= Task goal =
Filter the data below for the string "Version" and copy each matching line.

= Task input =
* START *

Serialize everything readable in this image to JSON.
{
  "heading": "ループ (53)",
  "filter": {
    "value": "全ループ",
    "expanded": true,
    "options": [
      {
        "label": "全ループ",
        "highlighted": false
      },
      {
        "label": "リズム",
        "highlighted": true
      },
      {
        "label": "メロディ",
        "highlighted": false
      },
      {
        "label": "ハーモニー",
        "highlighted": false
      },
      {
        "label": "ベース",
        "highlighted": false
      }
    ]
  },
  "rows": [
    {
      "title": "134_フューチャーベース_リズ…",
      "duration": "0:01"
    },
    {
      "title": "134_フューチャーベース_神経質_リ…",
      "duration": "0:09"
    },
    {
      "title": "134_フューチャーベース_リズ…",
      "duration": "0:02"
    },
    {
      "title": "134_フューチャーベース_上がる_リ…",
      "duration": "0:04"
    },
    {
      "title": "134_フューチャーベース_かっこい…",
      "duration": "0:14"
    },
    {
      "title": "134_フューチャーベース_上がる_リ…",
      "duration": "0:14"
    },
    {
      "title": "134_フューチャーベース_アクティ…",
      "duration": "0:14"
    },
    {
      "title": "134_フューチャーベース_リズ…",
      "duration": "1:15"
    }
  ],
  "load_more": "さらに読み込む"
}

* END *
* START *

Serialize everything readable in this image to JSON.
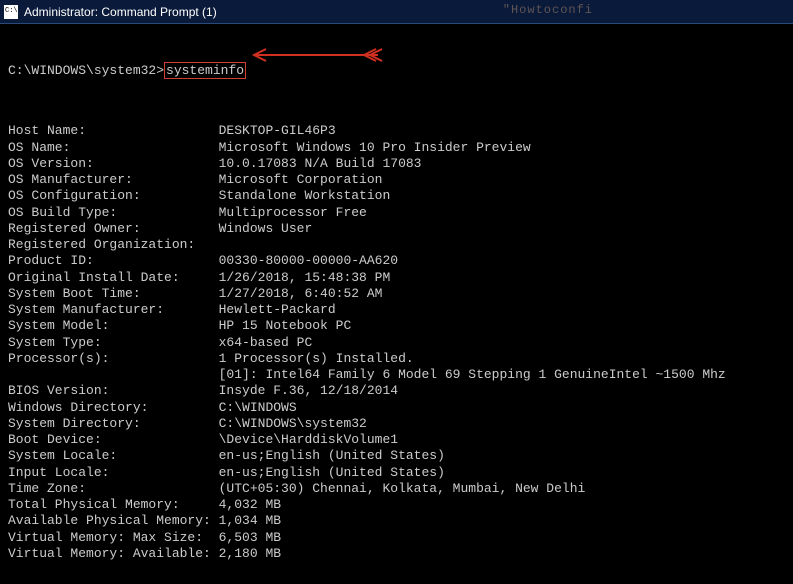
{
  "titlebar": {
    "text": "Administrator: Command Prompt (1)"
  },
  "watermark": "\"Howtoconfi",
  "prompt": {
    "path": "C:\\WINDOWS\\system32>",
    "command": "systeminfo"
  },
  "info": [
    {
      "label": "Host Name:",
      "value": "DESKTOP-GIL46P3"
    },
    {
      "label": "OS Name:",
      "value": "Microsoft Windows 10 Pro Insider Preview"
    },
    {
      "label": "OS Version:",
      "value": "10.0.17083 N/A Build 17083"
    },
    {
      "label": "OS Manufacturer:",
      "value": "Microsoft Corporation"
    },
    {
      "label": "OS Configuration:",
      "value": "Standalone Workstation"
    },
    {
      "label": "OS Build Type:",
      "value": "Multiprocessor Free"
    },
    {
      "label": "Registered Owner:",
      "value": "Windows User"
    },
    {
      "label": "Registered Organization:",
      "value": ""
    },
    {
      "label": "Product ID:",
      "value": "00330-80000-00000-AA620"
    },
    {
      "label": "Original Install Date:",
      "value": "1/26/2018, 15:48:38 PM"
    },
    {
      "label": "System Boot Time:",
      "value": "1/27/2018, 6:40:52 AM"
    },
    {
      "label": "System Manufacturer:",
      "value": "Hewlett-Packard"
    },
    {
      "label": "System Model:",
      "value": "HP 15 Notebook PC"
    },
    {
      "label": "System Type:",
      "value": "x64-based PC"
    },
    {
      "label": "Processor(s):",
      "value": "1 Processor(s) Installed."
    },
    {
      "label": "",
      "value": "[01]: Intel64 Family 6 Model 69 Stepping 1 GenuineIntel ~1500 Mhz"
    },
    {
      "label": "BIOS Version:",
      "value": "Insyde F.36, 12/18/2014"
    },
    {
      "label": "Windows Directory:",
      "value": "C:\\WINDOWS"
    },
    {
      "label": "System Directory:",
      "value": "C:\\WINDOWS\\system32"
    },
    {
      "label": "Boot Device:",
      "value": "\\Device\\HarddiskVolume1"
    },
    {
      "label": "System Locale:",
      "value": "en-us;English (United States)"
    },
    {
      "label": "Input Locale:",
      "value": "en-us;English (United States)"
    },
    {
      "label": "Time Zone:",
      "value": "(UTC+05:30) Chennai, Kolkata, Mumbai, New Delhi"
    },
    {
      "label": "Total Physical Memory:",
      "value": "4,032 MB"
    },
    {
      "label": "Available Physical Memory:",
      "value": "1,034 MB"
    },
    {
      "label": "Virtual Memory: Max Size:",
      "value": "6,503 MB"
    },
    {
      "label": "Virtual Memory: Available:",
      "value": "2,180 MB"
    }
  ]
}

* END *

= Finished exercise =
      "label": "OS Version:",
      "label": "BIOS Version:",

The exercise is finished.